▸ **What you need to do**
Below are some records; work out how many of their lines contain "source" and give the number only.

--- Start Supplied material ---

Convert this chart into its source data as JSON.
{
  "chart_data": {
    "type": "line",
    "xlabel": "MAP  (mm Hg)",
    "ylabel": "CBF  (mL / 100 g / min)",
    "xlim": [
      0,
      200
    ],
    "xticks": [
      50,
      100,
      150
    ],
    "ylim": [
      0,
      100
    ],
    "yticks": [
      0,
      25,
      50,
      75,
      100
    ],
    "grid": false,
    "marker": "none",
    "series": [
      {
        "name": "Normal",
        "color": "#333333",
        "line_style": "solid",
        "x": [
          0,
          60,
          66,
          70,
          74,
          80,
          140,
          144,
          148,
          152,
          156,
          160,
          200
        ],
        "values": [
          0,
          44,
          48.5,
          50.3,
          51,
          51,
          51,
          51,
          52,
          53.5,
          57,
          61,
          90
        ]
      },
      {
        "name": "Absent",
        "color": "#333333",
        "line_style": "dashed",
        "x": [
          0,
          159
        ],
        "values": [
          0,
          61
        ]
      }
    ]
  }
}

--- End Supplied material ---
--- Start Supplied material ---

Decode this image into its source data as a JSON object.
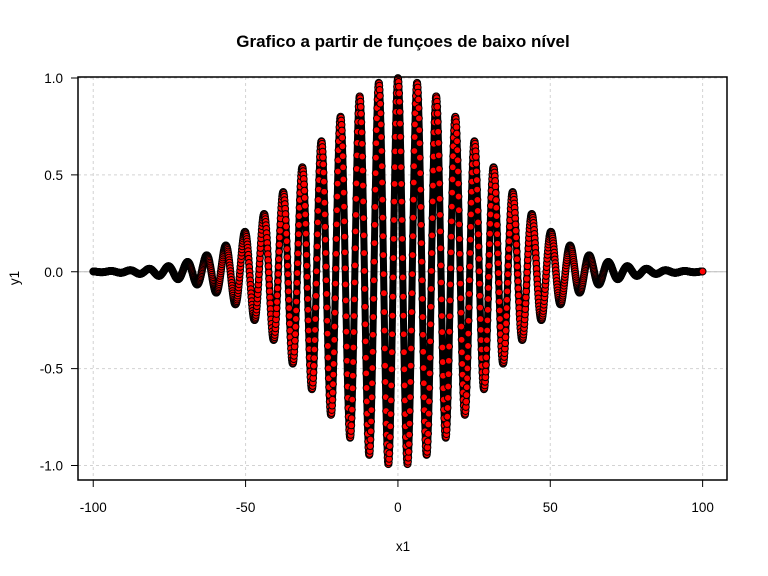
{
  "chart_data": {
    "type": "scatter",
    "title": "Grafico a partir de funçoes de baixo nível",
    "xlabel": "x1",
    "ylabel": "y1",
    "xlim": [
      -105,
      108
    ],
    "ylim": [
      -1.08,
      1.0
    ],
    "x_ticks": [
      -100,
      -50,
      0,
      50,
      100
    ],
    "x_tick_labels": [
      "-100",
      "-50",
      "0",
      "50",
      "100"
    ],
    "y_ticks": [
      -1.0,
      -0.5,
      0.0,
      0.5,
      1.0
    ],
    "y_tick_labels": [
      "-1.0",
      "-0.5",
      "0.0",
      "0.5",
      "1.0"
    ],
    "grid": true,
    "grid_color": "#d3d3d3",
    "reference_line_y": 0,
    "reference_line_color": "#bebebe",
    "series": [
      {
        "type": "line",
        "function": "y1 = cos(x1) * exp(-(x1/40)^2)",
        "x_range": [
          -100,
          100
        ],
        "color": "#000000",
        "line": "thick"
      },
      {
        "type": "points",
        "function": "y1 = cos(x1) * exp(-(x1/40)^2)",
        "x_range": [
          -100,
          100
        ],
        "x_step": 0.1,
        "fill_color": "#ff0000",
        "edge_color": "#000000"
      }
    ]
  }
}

--- End Supplied material ---

▸ **Answer to the exercise**
2